### Directions
Leave out every picture, then transcribe the rest of the listing exactly.
## begin Data records
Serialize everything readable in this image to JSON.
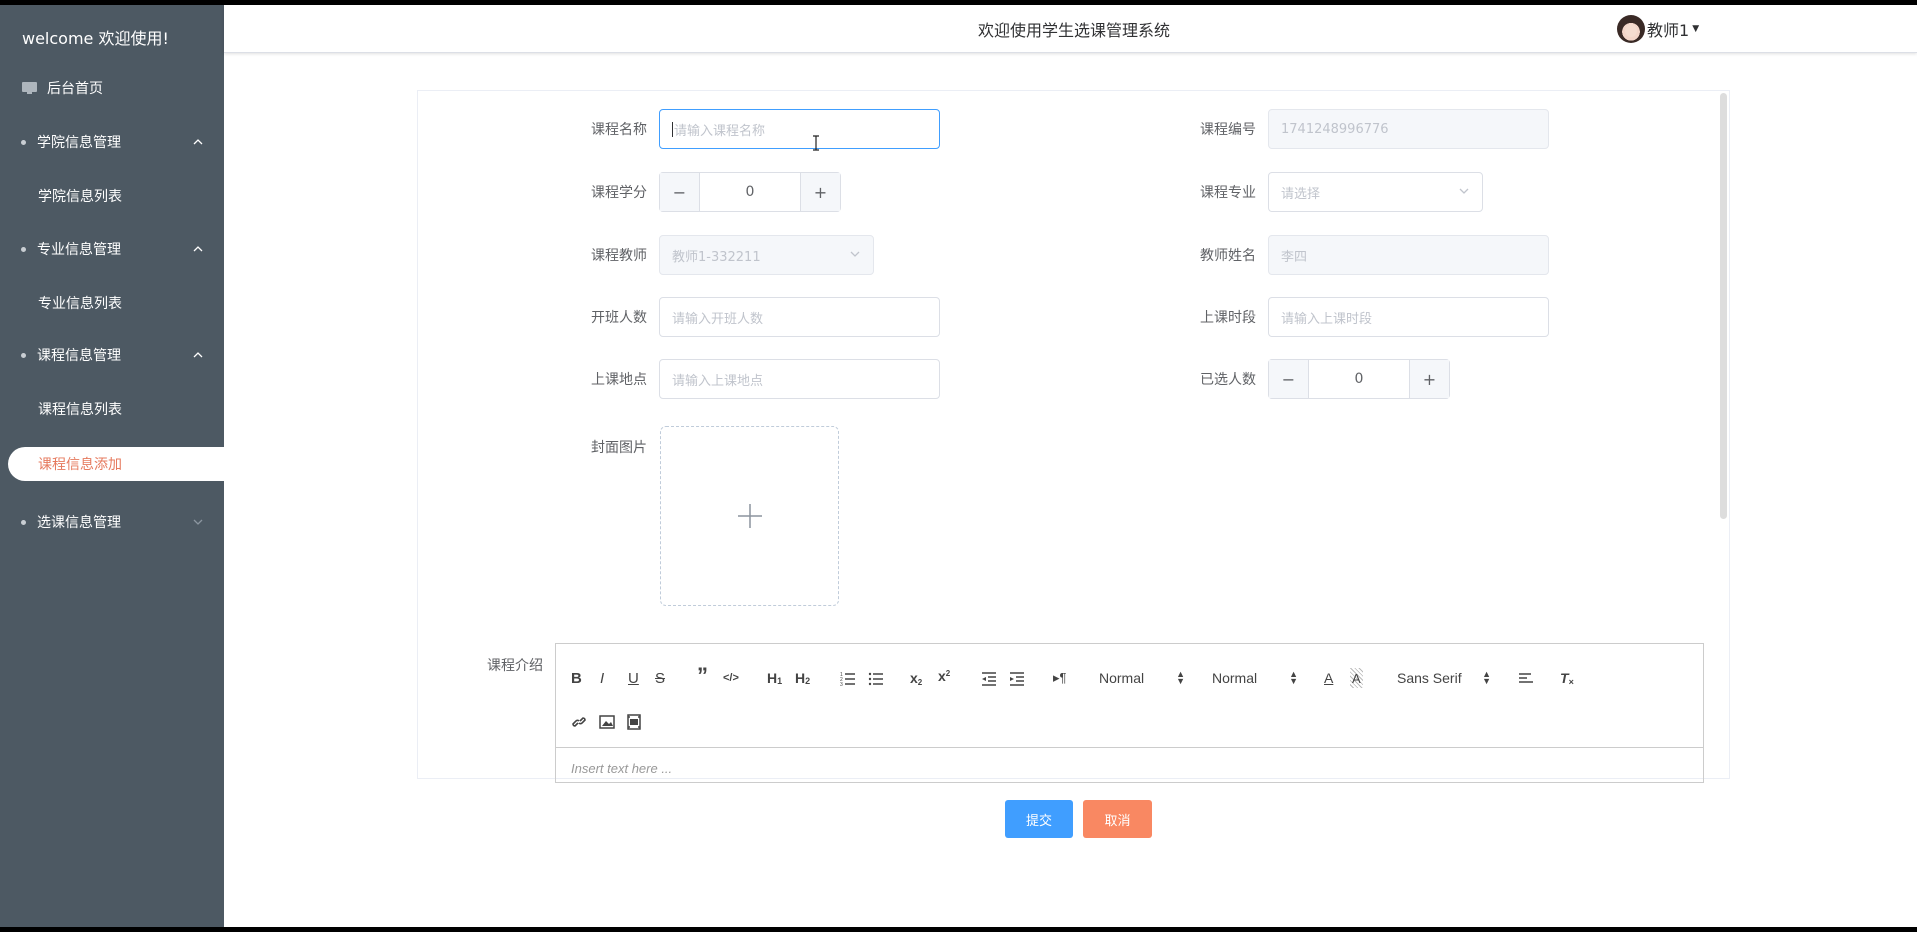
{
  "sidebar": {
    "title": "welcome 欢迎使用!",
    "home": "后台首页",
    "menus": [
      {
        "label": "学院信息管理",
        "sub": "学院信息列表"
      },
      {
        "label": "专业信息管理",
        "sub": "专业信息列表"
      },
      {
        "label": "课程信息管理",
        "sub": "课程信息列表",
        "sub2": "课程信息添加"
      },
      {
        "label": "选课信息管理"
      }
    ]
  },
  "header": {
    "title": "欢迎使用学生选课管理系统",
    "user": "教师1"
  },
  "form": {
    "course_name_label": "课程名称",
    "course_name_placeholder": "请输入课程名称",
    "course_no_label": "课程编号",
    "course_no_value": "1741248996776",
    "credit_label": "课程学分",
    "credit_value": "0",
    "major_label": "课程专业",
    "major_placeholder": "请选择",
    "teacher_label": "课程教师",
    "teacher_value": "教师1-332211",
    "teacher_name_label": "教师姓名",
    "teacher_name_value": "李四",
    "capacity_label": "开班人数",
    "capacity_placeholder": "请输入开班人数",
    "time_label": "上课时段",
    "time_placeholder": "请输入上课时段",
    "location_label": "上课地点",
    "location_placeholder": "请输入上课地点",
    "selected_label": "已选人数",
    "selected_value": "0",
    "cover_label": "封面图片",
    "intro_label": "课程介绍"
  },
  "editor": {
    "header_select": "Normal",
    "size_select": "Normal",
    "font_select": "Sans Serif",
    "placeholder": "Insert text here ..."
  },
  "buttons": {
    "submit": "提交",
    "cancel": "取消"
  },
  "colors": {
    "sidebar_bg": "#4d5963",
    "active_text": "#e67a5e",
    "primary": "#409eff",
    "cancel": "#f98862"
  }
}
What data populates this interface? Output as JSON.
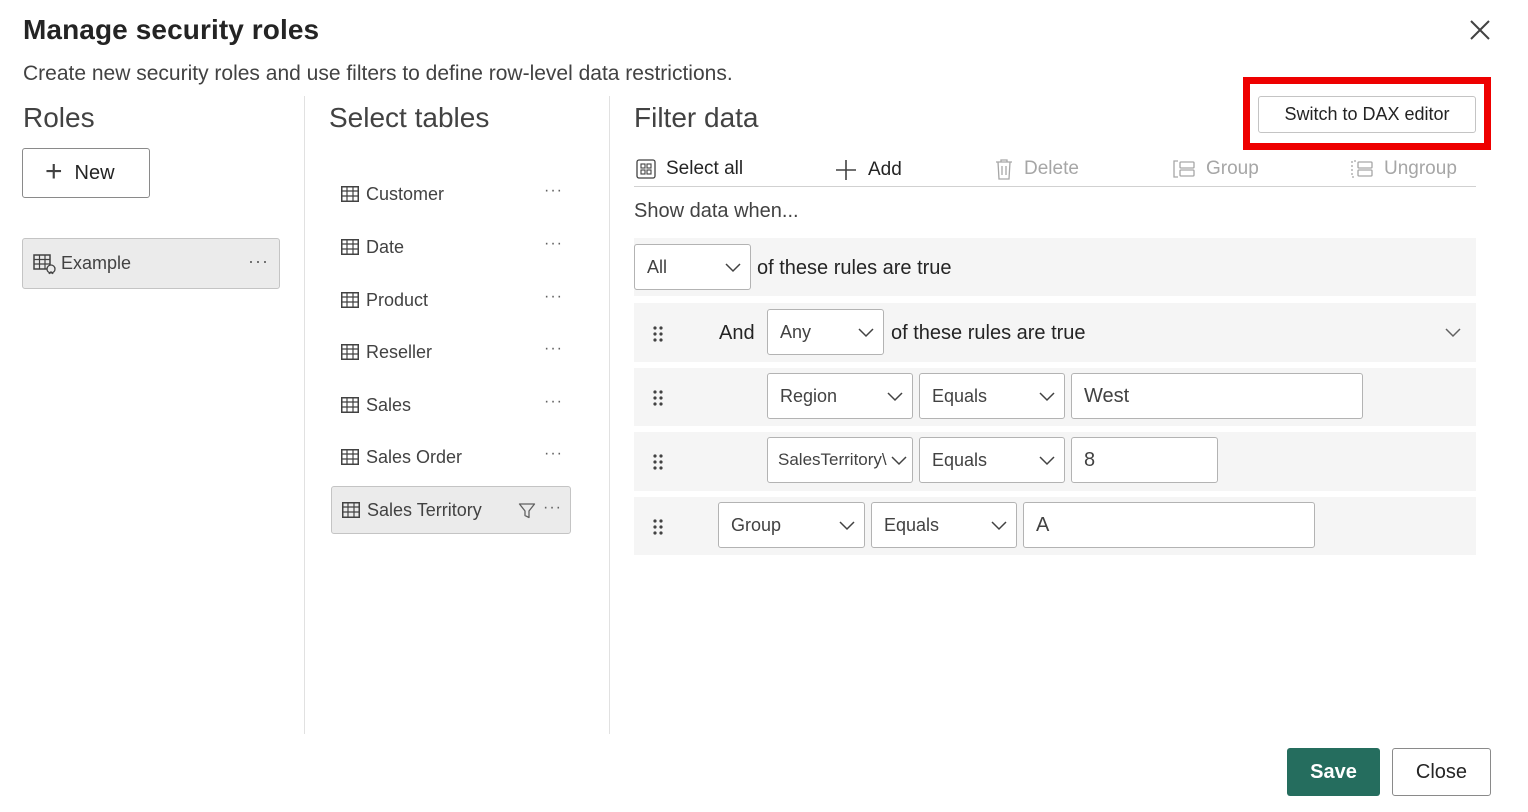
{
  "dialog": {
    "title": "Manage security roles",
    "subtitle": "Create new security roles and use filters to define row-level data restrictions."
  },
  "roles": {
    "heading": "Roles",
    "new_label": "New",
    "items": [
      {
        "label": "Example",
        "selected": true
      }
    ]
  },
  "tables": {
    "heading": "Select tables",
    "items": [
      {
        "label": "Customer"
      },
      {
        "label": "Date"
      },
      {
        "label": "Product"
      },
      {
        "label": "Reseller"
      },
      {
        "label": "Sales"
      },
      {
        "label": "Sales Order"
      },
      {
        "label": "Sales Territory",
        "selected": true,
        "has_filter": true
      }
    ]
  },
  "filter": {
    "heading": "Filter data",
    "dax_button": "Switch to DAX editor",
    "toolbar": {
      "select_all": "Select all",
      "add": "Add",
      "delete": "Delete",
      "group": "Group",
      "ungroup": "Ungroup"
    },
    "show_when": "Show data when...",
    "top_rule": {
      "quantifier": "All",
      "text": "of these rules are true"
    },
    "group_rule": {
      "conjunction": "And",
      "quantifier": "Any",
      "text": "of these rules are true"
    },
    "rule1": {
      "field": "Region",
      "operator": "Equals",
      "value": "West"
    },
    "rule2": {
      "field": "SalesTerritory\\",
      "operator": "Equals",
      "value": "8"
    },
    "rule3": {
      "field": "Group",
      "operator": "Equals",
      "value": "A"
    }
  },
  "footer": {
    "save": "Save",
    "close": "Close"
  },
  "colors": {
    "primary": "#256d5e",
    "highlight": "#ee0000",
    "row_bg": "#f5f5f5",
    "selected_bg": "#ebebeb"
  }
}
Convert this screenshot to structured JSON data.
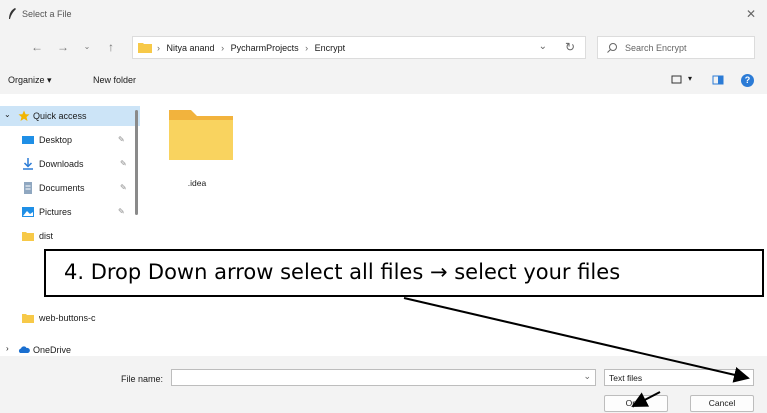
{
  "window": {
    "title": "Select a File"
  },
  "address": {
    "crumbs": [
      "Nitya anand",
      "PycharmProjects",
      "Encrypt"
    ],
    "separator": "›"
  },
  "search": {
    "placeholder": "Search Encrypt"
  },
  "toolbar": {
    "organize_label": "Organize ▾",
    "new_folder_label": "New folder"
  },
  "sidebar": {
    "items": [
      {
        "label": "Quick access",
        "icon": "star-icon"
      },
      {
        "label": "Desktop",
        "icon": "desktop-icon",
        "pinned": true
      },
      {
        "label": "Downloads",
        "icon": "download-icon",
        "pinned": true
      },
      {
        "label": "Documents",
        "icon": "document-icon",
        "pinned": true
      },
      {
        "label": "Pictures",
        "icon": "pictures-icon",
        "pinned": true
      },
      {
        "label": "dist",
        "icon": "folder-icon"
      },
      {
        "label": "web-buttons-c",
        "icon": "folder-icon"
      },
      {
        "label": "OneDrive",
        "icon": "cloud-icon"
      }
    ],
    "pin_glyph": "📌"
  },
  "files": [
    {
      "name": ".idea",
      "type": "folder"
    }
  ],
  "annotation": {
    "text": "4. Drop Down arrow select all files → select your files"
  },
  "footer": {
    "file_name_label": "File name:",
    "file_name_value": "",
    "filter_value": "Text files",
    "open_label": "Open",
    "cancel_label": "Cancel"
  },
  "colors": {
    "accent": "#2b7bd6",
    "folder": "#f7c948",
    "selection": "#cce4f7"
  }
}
## end Data records
### Written reply
Serialize everything readable in this image to JSON.
{
  "sidebar": {
    "title": "welcome 欢迎使用!",
    "home": "后台首页",
    "menus": [
      {
        "label": "学院信息管理",
        "sub": "学院信息列表"
      },
      {
        "label": "专业信息管理",
        "sub": "专业信息列表"
      },
      {
        "label": "课程信息管理",
        "sub": "课程信息列表",
        "sub2": "课程信息添加"
      },
      {
        "label": "选课信息管理"
      }
    ]
  },
  "header": {
    "title": "欢迎使用学生选课管理系统",
    "user": "教师1"
  },
  "form": {
    "course_name_label": "课程名称",
    "course_name_placeholder": "请输入课程名称",
    "course_no_label": "课程编号",
    "course_no_value": "1741248996776",
    "credit_label": "课程学分",
    "credit_value": "0",
    "major_label": "课程专业",
    "major_placeholder": "请选择",
    "teacher_label": "课程教师",
    "teacher_value": "教师1-332211",
    "teacher_name_label": "教师姓名",
    "teacher_name_value": "李四",
    "capacity_label": "开班人数",
    "capacity_placeholder": "请输入开班人数",
    "time_label": "上课时段",
    "time_placeholder": "请输入上课时段",
    "location_label": "上课地点",
    "location_placeholder": "请输入上课地点",
    "selected_label": "已选人数",
    "selected_value": "0",
    "cover_label": "封面图片",
    "intro_label": "课程介绍"
  },
  "editor": {
    "header_select": "Normal",
    "size_select": "Normal",
    "font_select": "Sans Serif",
    "placeholder": "Insert text here ..."
  },
  "buttons": {
    "submit": "提交",
    "cancel": "取消"
  },
  "colors": {
    "sidebar_bg": "#4d5963",
    "active_text": "#e67a5e",
    "primary": "#409eff",
    "cancel": "#f98862"
  }
}
What data populates this interface? Output as JSON.
{
  "dialog": {
    "title": "Manage security roles",
    "subtitle": "Create new security roles and use filters to define row-level data restrictions."
  },
  "roles": {
    "heading": "Roles",
    "new_label": "New",
    "items": [
      {
        "label": "Example",
        "selected": true
      }
    ]
  },
  "tables": {
    "heading": "Select tables",
    "items": [
      {
        "label": "Customer"
      },
      {
        "label": "Date"
      },
      {
        "label": "Product"
      },
      {
        "label": "Reseller"
      },
      {
        "label": "Sales"
      },
      {
        "label": "Sales Order"
      },
      {
        "label": "Sales Territory",
        "selected": true,
        "has_filter": true
      }
    ]
  },
  "filter": {
    "heading": "Filter data",
    "dax_button": "Switch to DAX editor",
    "toolbar": {
      "select_all": "Select all",
      "add": "Add",
      "delete": "Delete",
      "group": "Group",
      "ungroup": "Ungroup"
    },
    "show_when": "Show data when...",
    "top_rule": {
      "quantifier": "All",
      "text": "of these rules are true"
    },
    "group_rule": {
      "conjunction": "And",
      "quantifier": "Any",
      "text": "of these rules are true"
    },
    "rule1": {
      "field": "Region",
      "operator": "Equals",
      "value": "West"
    },
    "rule2": {
      "field": "SalesTerritory\\",
      "operator": "Equals",
      "value": "8"
    },
    "rule3": {
      "field": "Group",
      "operator": "Equals",
      "value": "A"
    }
  },
  "footer": {
    "save": "Save",
    "close": "Close"
  },
  "colors": {
    "primary": "#256d5e",
    "highlight": "#ee0000",
    "row_bg": "#f5f5f5",
    "selected_bg": "#ebebeb"
  }
}
Convert this screenshot to structured JSON data.
{
  "window": {
    "title": "Select a File"
  },
  "address": {
    "crumbs": [
      "Nitya anand",
      "PycharmProjects",
      "Encrypt"
    ],
    "separator": "›"
  },
  "search": {
    "placeholder": "Search Encrypt"
  },
  "toolbar": {
    "organize_label": "Organize ▾",
    "new_folder_label": "New folder"
  },
  "sidebar": {
    "items": [
      {
        "label": "Quick access",
        "icon": "star-icon"
      },
      {
        "label": "Desktop",
        "icon": "desktop-icon",
        "pinned": true
      },
      {
        "label": "Downloads",
        "icon": "download-icon",
        "pinned": true
      },
      {
        "label": "Documents",
        "icon": "document-icon",
        "pinned": true
      },
      {
        "label": "Pictures",
        "icon": "pictures-icon",
        "pinned": true
      },
      {
        "label": "dist",
        "icon": "folder-icon"
      },
      {
        "label": "web-buttons-c",
        "icon": "folder-icon"
      },
      {
        "label": "OneDrive",
        "icon": "cloud-icon"
      }
    ],
    "pin_glyph": "📌"
  },
  "files": [
    {
      "name": ".idea",
      "type": "folder"
    }
  ],
  "annotation": {
    "text": "4. Drop Down arrow select all files → select your files"
  },
  "footer": {
    "file_name_label": "File name:",
    "file_name_value": "",
    "filter_value": "Text files",
    "open_label": "Open",
    "cancel_label": "Cancel"
  },
  "colors": {
    "accent": "#2b7bd6",
    "folder": "#f7c948",
    "selection": "#cce4f7"
  }
}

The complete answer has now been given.